[Structured figure records]
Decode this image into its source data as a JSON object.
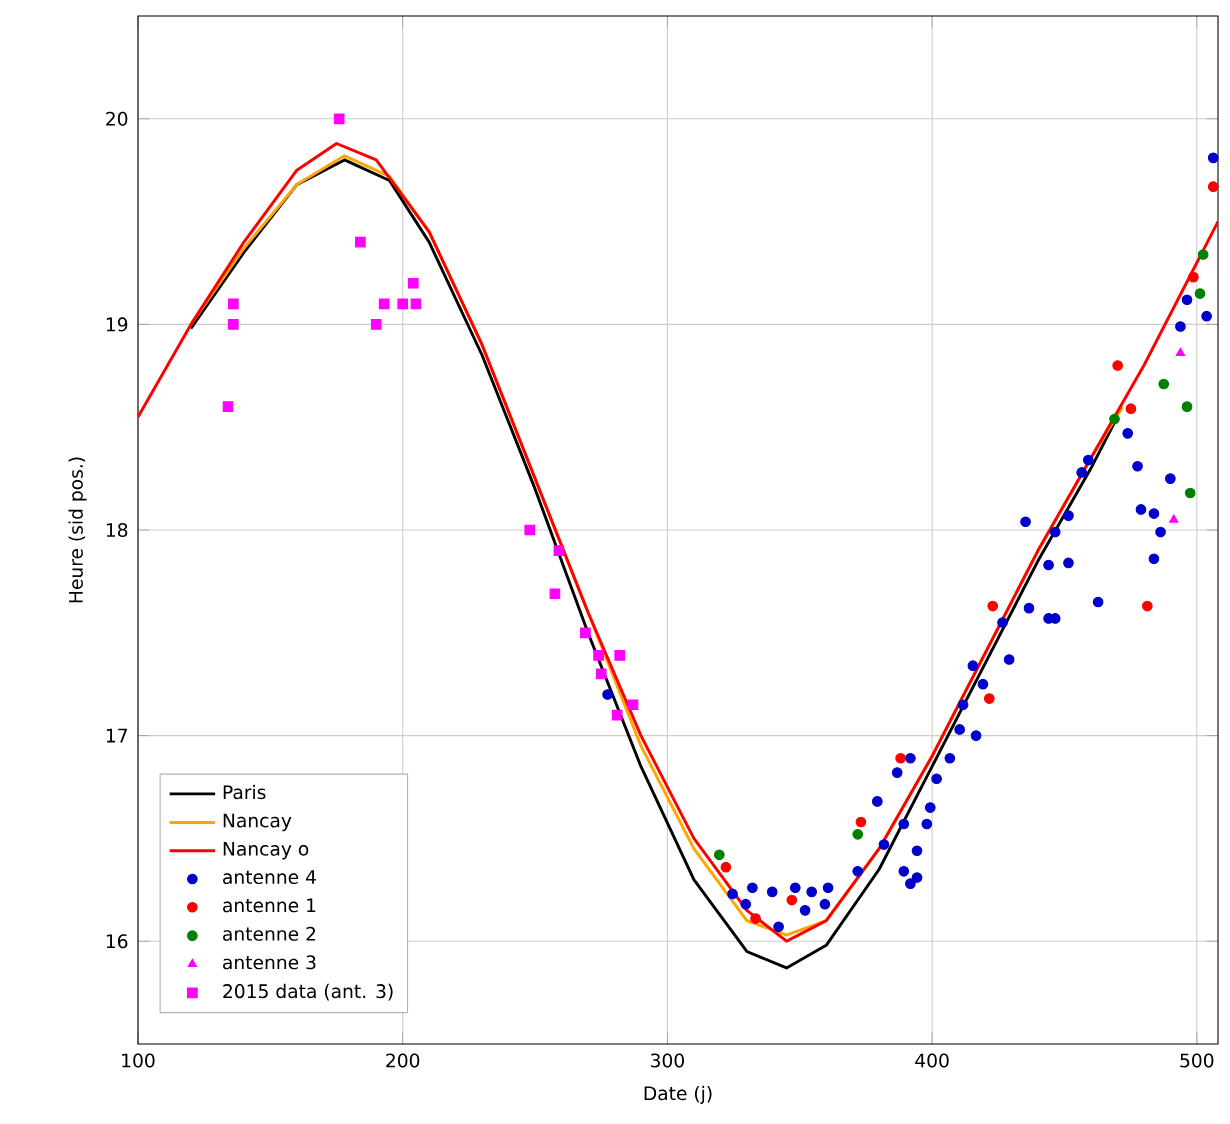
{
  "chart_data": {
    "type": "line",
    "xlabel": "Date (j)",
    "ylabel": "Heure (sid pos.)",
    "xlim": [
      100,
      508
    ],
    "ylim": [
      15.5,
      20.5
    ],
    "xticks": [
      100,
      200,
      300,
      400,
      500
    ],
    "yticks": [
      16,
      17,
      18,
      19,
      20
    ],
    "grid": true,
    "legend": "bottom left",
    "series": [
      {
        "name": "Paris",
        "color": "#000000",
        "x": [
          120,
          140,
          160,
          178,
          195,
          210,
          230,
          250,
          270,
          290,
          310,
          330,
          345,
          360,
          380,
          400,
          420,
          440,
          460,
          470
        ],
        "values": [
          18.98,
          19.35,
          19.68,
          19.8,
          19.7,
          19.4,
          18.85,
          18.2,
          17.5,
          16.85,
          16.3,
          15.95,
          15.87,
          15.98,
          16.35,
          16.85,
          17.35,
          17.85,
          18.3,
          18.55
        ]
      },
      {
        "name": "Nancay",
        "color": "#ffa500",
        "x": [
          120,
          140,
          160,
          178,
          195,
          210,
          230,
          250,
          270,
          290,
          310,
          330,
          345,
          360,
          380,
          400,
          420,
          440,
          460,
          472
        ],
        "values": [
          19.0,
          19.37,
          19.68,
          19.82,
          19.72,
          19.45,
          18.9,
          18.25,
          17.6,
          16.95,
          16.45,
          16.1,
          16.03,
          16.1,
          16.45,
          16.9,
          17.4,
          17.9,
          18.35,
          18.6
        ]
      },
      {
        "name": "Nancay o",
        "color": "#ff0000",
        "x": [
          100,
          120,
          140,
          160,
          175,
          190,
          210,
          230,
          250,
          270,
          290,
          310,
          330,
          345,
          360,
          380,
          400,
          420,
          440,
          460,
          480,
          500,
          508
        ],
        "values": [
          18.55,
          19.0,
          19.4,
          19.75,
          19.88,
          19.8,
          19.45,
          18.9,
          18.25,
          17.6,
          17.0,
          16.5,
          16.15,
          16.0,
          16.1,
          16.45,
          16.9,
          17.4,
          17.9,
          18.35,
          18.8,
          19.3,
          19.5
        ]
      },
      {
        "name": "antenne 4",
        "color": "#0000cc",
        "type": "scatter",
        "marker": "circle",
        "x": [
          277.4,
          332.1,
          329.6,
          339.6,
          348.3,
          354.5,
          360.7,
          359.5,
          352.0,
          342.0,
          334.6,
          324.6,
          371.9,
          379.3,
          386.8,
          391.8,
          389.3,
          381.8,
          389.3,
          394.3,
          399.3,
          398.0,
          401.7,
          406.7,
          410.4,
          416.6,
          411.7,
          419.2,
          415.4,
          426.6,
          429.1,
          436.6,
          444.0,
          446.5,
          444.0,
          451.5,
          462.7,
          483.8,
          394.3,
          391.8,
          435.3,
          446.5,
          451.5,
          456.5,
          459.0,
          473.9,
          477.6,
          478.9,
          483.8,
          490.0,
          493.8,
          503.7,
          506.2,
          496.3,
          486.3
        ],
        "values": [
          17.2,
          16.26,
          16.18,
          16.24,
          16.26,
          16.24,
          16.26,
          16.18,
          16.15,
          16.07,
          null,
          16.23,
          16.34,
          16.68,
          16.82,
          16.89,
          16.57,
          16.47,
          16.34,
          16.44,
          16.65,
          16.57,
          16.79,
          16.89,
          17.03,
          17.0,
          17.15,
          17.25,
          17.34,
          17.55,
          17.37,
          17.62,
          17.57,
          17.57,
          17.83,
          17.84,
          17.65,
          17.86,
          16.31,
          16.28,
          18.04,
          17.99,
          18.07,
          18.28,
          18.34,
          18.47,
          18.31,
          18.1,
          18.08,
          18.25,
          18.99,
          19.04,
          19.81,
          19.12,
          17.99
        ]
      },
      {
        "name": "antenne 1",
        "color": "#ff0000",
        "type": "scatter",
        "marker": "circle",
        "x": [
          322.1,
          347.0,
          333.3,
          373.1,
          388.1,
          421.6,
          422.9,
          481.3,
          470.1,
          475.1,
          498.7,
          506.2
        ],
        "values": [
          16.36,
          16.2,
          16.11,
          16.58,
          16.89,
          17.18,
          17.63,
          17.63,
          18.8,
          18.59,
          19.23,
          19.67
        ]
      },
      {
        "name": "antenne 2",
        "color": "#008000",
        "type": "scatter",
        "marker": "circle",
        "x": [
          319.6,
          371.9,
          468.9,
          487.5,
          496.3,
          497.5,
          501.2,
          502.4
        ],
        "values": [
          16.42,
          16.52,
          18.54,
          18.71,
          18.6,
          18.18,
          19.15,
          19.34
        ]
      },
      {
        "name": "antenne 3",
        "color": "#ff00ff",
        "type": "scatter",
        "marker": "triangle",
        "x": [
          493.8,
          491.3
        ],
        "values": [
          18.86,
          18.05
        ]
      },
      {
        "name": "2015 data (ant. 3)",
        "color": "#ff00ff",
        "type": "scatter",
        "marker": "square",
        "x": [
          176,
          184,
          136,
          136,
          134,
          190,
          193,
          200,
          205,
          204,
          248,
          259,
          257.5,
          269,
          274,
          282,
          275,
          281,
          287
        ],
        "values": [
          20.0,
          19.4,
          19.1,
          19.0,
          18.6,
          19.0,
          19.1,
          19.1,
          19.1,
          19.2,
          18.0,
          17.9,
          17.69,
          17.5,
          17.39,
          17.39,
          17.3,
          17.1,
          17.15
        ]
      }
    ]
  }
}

* **What you need to do**:
In the copy, include all records verbatim but no images.

* **Answer in full**:
Decode this image into its source data as a JSON object.
{
  "chart_data": {
    "type": "line",
    "xlabel": "Date (j)",
    "ylabel": "Heure (sid pos.)",
    "xlim": [
      100,
      508
    ],
    "ylim": [
      15.5,
      20.5
    ],
    "xticks": [
      100,
      200,
      300,
      400,
      500
    ],
    "yticks": [
      16,
      17,
      18,
      19,
      20
    ],
    "grid": true,
    "legend": "bottom left",
    "series": [
      {
        "name": "Paris",
        "color": "#000000",
        "x": [
          120,
          140,
          160,
          178,
          195,
          210,
          230,
          250,
          270,
          290,
          310,
          330,
          345,
          360,
          380,
          400,
          420,
          440,
          460,
          470
        ],
        "values": [
          18.98,
          19.35,
          19.68,
          19.8,
          19.7,
          19.4,
          18.85,
          18.2,
          17.5,
          16.85,
          16.3,
          15.95,
          15.87,
          15.98,
          16.35,
          16.85,
          17.35,
          17.85,
          18.3,
          18.55
        ]
      },
      {
        "name": "Nancay",
        "color": "#ffa500",
        "x": [
          120,
          140,
          160,
          178,
          195,
          210,
          230,
          250,
          270,
          290,
          310,
          330,
          345,
          360,
          380,
          400,
          420,
          440,
          460,
          472
        ],
        "values": [
          19.0,
          19.37,
          19.68,
          19.82,
          19.72,
          19.45,
          18.9,
          18.25,
          17.6,
          16.95,
          16.45,
          16.1,
          16.03,
          16.1,
          16.45,
          16.9,
          17.4,
          17.9,
          18.35,
          18.6
        ]
      },
      {
        "name": "Nancay o",
        "color": "#ff0000",
        "x": [
          100,
          120,
          140,
          160,
          175,
          190,
          210,
          230,
          250,
          270,
          290,
          310,
          330,
          345,
          360,
          380,
          400,
          420,
          440,
          460,
          480,
          500,
          508
        ],
        "values": [
          18.55,
          19.0,
          19.4,
          19.75,
          19.88,
          19.8,
          19.45,
          18.9,
          18.25,
          17.6,
          17.0,
          16.5,
          16.15,
          16.0,
          16.1,
          16.45,
          16.9,
          17.4,
          17.9,
          18.35,
          18.8,
          19.3,
          19.5
        ]
      },
      {
        "name": "antenne 4",
        "color": "#0000cc",
        "type": "scatter",
        "marker": "circle",
        "x": [
          277.4,
          332.1,
          329.6,
          339.6,
          348.3,
          354.5,
          360.7,
          359.5,
          352.0,
          342.0,
          334.6,
          324.6,
          371.9,
          379.3,
          386.8,
          391.8,
          389.3,
          381.8,
          389.3,
          394.3,
          399.3,
          398.0,
          401.7,
          406.7,
          410.4,
          416.6,
          411.7,
          419.2,
          415.4,
          426.6,
          429.1,
          436.6,
          444.0,
          446.5,
          444.0,
          451.5,
          462.7,
          483.8,
          394.3,
          391.8,
          435.3,
          446.5,
          451.5,
          456.5,
          459.0,
          473.9,
          477.6,
          478.9,
          483.8,
          490.0,
          493.8,
          503.7,
          506.2,
          496.3,
          486.3
        ],
        "values": [
          17.2,
          16.26,
          16.18,
          16.24,
          16.26,
          16.24,
          16.26,
          16.18,
          16.15,
          16.07,
          null,
          16.23,
          16.34,
          16.68,
          16.82,
          16.89,
          16.57,
          16.47,
          16.34,
          16.44,
          16.65,
          16.57,
          16.79,
          16.89,
          17.03,
          17.0,
          17.15,
          17.25,
          17.34,
          17.55,
          17.37,
          17.62,
          17.57,
          17.57,
          17.83,
          17.84,
          17.65,
          17.86,
          16.31,
          16.28,
          18.04,
          17.99,
          18.07,
          18.28,
          18.34,
          18.47,
          18.31,
          18.1,
          18.08,
          18.25,
          18.99,
          19.04,
          19.81,
          19.12,
          17.99
        ]
      },
      {
        "name": "antenne 1",
        "color": "#ff0000",
        "type": "scatter",
        "marker": "circle",
        "x": [
          322.1,
          347.0,
          333.3,
          373.1,
          388.1,
          421.6,
          422.9,
          481.3,
          470.1,
          475.1,
          498.7,
          506.2
        ],
        "values": [
          16.36,
          16.2,
          16.11,
          16.58,
          16.89,
          17.18,
          17.63,
          17.63,
          18.8,
          18.59,
          19.23,
          19.67
        ]
      },
      {
        "name": "antenne 2",
        "color": "#008000",
        "type": "scatter",
        "marker": "circle",
        "x": [
          319.6,
          371.9,
          468.9,
          487.5,
          496.3,
          497.5,
          501.2,
          502.4
        ],
        "values": [
          16.42,
          16.52,
          18.54,
          18.71,
          18.6,
          18.18,
          19.15,
          19.34
        ]
      },
      {
        "name": "antenne 3",
        "color": "#ff00ff",
        "type": "scatter",
        "marker": "triangle",
        "x": [
          493.8,
          491.3
        ],
        "values": [
          18.86,
          18.05
        ]
      },
      {
        "name": "2015 data (ant. 3)",
        "color": "#ff00ff",
        "type": "scatter",
        "marker": "square",
        "x": [
          176,
          184,
          136,
          136,
          134,
          190,
          193,
          200,
          205,
          204,
          248,
          259,
          257.5,
          269,
          274,
          282,
          275,
          281,
          287
        ],
        "values": [
          20.0,
          19.4,
          19.1,
          19.0,
          18.6,
          19.0,
          19.1,
          19.1,
          19.1,
          19.2,
          18.0,
          17.9,
          17.69,
          17.5,
          17.39,
          17.39,
          17.3,
          17.1,
          17.15
        ]
      }
    ]
  }
}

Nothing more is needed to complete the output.